--- start of INPUT DATA ---
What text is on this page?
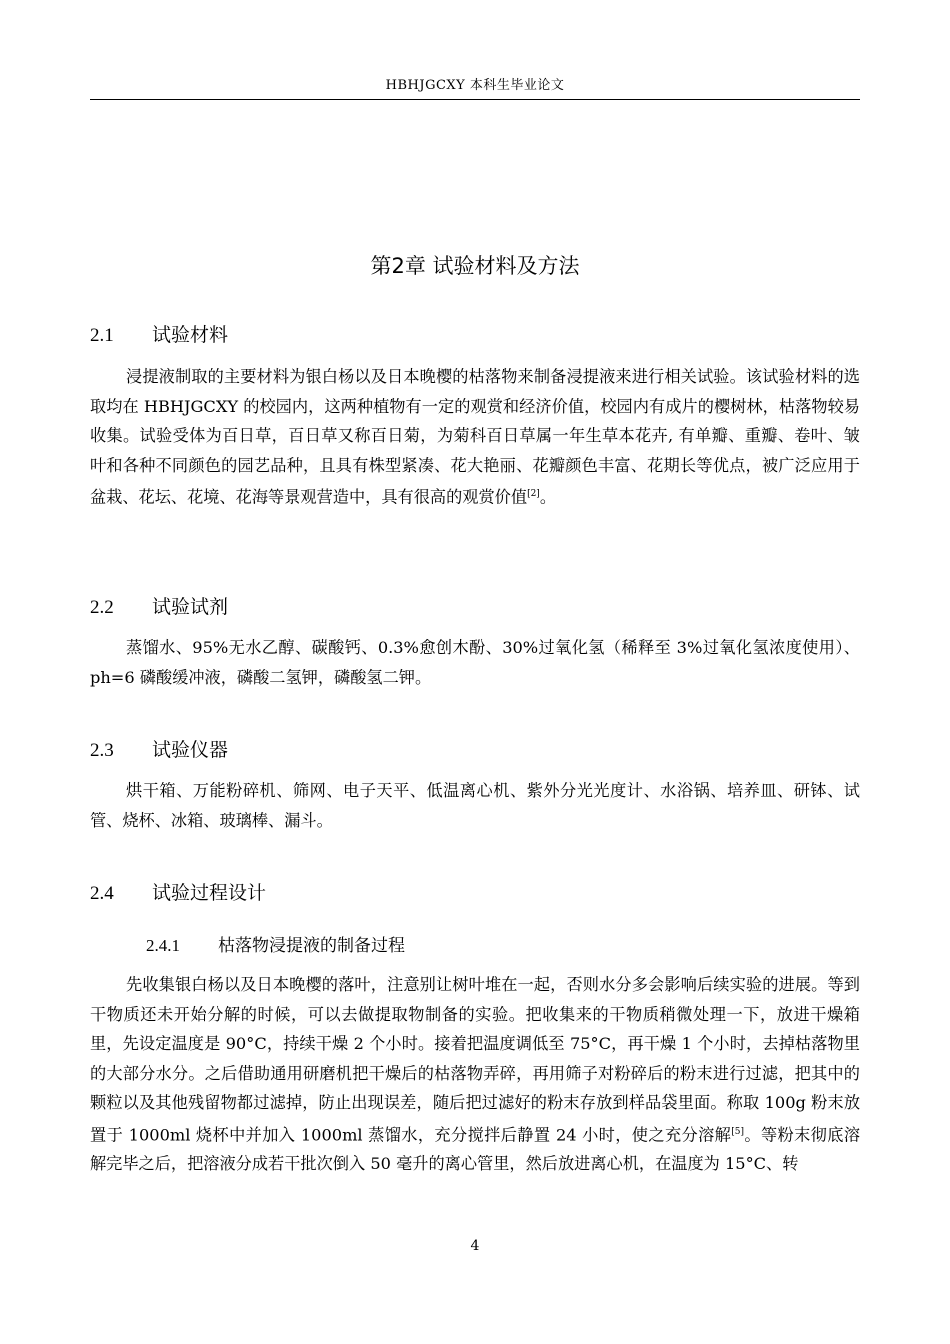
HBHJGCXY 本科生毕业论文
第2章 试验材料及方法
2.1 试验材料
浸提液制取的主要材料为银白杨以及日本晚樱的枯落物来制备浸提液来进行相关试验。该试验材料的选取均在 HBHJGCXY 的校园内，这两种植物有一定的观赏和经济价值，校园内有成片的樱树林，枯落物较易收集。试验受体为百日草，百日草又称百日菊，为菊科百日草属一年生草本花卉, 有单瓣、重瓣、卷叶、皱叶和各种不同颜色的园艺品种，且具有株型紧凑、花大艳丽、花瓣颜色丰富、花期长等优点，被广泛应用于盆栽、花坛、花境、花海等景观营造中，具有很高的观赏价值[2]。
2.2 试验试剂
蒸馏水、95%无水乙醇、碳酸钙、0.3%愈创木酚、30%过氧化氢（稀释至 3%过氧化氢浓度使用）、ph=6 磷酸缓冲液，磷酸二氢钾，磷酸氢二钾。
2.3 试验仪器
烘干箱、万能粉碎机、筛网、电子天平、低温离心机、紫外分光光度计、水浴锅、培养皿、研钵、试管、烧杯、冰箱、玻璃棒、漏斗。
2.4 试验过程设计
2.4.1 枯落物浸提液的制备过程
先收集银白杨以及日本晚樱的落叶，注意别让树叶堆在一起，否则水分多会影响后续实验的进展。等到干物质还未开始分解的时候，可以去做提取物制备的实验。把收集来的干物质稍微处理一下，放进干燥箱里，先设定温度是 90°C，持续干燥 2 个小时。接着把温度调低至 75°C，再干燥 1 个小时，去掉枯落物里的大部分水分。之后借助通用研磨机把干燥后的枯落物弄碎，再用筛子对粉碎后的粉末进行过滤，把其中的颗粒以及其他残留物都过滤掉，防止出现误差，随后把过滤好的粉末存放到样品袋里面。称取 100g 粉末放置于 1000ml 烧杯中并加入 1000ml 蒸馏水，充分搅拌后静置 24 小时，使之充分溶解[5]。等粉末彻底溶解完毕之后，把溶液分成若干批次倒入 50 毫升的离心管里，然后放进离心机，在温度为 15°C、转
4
--- end of INPUT DATA ---
--- start of INPUT DATA ---
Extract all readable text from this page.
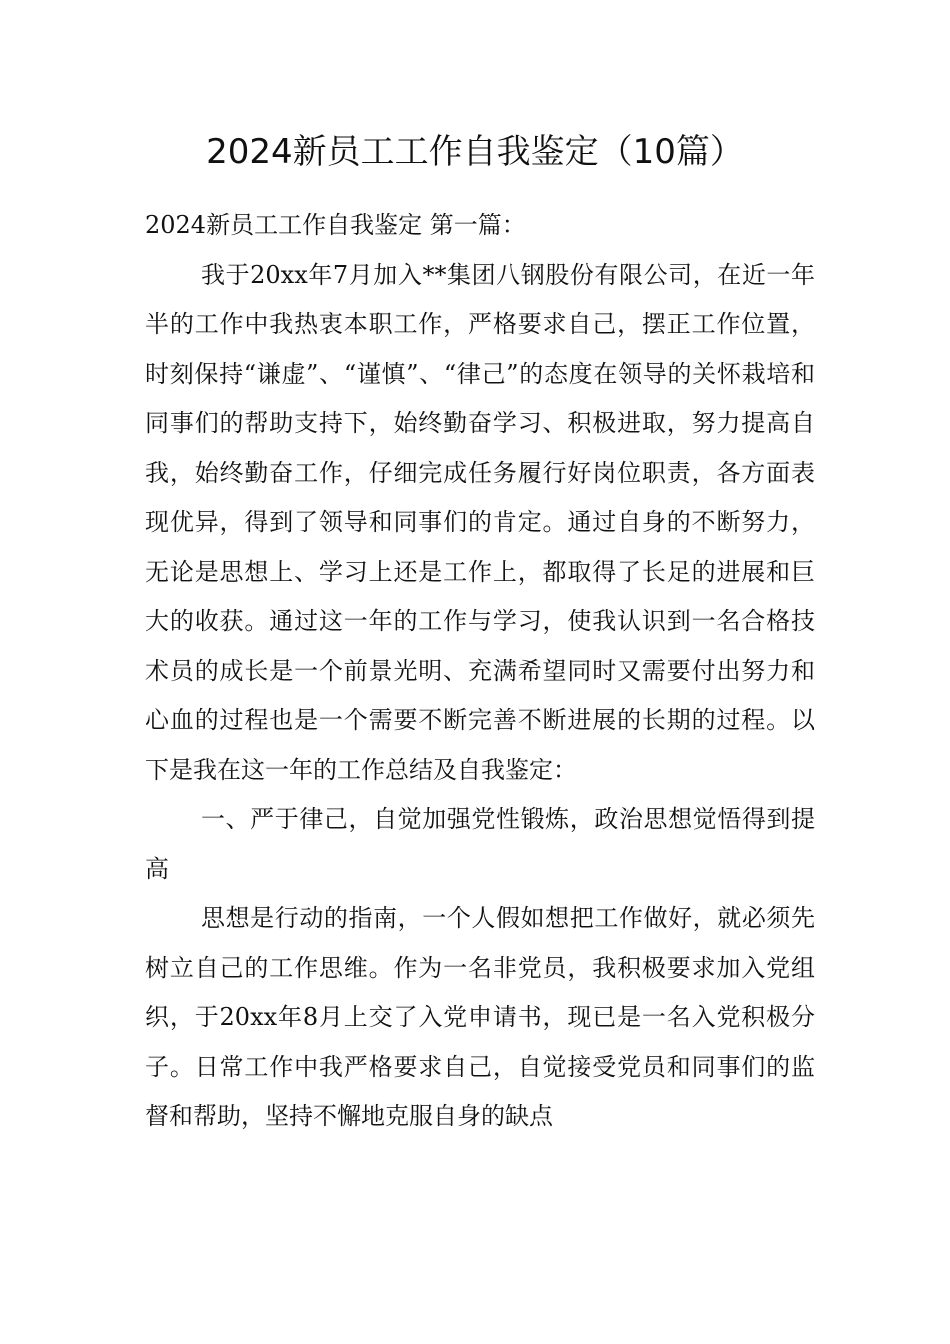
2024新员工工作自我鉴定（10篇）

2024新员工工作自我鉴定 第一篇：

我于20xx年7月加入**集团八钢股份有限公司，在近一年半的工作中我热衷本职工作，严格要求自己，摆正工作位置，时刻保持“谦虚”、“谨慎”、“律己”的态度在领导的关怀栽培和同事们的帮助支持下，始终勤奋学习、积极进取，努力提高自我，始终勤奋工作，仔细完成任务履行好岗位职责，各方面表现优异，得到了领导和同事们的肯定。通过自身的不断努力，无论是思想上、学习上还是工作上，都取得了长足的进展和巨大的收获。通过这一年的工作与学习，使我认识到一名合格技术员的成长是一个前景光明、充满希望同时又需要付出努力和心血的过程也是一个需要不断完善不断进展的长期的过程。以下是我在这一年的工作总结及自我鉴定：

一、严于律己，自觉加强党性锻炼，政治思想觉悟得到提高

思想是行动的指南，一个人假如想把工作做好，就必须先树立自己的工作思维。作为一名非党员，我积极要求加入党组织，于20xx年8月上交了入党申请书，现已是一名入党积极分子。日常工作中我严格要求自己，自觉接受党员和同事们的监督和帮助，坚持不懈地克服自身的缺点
--- end of INPUT DATA ---
--- start of INPUT DATA ---
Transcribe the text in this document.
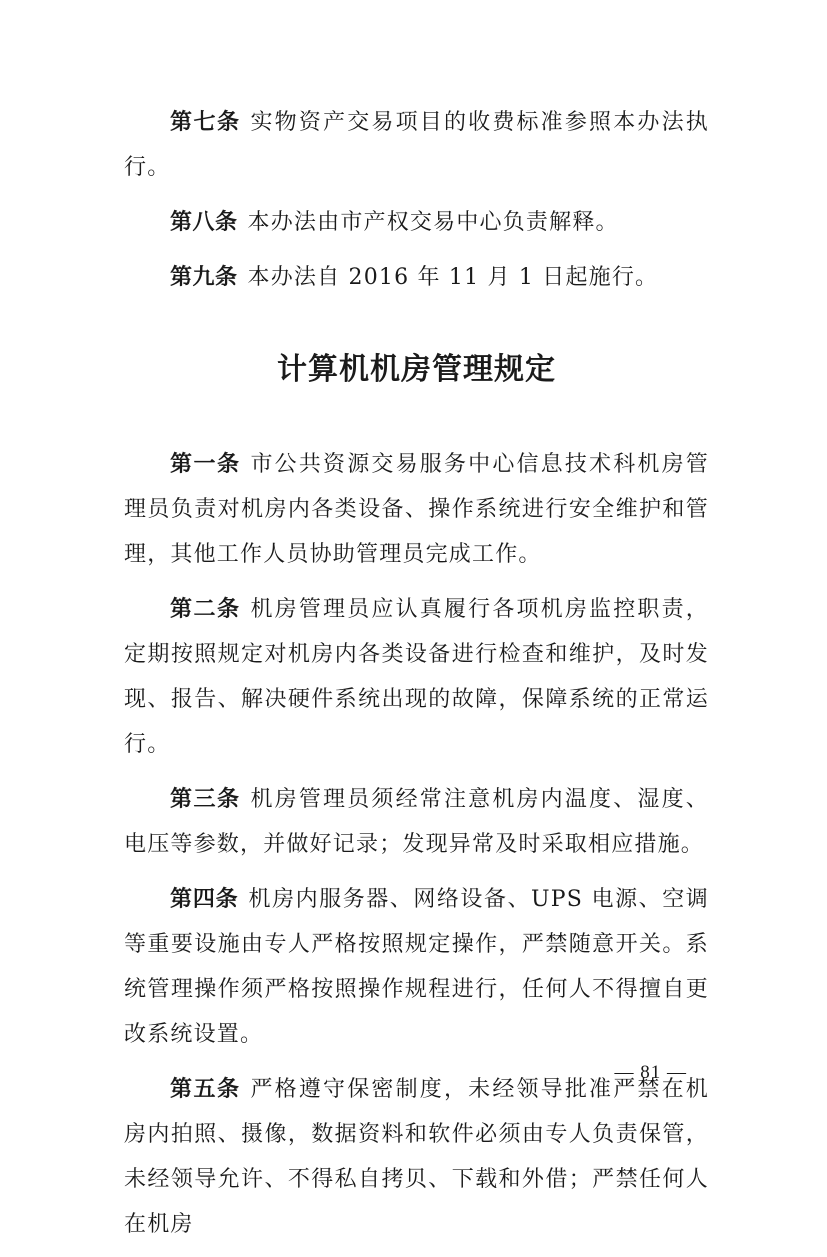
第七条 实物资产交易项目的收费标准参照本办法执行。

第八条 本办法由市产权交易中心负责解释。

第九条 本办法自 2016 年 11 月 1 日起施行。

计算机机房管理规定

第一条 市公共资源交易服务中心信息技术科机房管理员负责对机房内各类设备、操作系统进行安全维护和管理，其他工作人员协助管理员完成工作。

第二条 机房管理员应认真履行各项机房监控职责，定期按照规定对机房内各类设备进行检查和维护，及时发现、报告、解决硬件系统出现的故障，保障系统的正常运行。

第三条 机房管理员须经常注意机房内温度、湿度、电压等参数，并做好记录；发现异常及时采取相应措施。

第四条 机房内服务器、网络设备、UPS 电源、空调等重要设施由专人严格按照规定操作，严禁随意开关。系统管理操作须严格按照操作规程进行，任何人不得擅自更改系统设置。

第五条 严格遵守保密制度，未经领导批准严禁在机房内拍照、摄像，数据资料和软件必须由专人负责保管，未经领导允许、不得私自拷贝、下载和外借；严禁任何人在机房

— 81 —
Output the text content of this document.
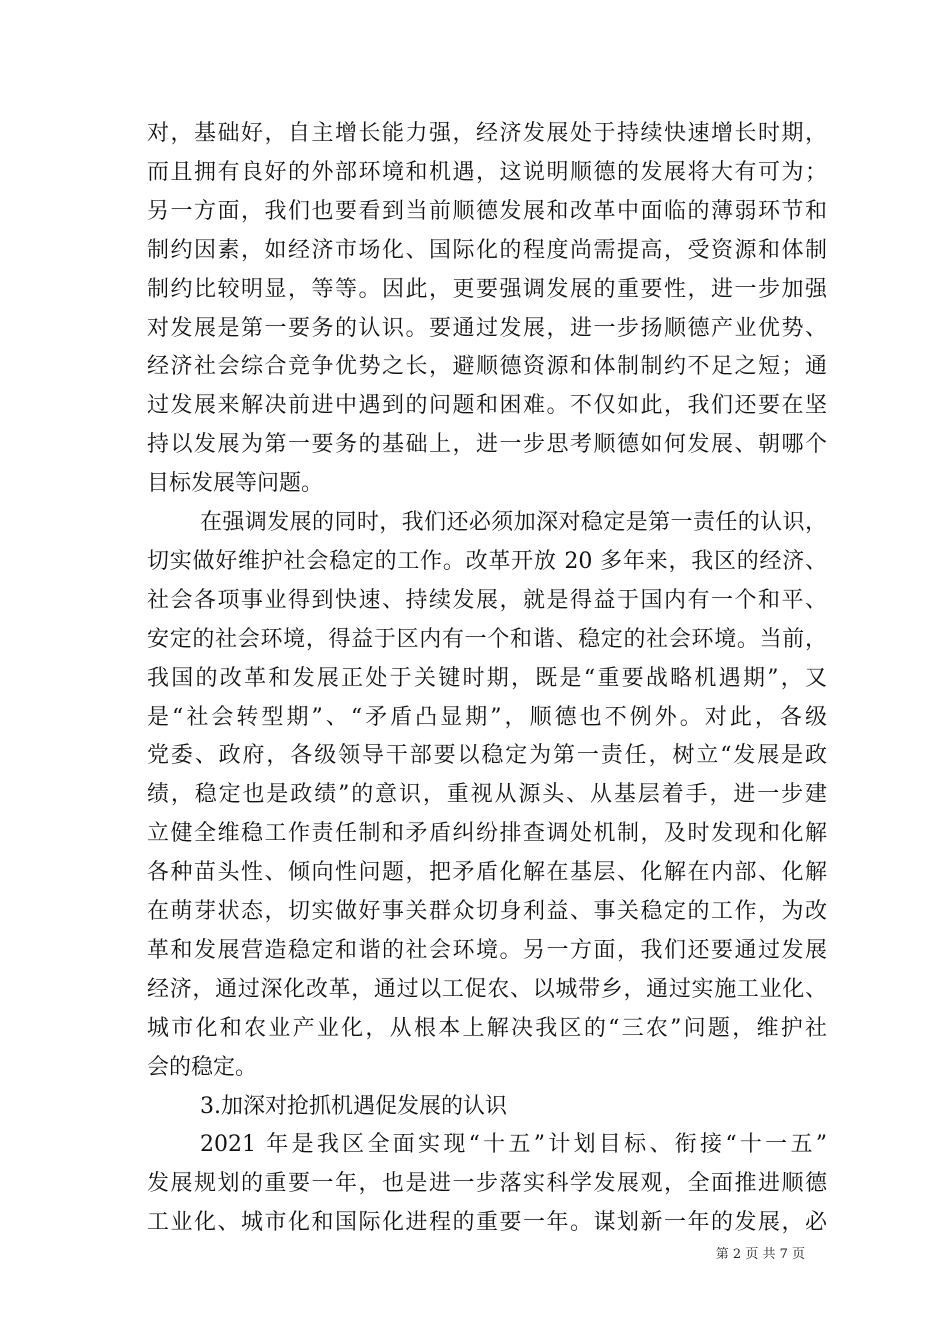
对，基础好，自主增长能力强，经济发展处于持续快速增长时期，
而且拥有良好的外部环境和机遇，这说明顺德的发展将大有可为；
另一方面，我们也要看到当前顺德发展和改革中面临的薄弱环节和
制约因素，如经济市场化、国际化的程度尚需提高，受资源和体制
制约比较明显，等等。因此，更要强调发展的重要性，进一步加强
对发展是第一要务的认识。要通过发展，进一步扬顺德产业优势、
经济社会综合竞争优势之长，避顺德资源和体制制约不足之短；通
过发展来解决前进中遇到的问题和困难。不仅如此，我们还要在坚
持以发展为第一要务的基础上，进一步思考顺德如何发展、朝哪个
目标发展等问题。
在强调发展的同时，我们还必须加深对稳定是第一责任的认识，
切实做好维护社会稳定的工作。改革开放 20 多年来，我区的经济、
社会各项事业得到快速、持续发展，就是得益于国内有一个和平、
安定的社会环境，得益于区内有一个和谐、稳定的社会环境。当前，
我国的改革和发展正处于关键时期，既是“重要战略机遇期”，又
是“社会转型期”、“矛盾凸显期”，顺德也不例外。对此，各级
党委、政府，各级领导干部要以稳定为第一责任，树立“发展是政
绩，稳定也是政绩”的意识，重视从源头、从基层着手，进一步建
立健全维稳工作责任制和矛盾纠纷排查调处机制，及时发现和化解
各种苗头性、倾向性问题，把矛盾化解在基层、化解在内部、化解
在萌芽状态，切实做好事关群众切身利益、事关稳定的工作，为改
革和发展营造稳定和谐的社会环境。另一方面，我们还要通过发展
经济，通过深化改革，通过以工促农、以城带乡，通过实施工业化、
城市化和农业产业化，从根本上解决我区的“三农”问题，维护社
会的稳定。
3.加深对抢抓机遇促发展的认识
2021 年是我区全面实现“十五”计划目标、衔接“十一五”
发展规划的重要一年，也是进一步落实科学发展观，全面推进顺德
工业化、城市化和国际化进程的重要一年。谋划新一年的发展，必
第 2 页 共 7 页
--- end of INPUT DATA ---
WHAT THE TASK REQUIRES – Search the data above for the string "this" and return every line that has it.

COMPLETE OUTPUT –
What text is on this page?
Extract all readable text from this page.
Transcribe the text in this document.
Output the text content of this document.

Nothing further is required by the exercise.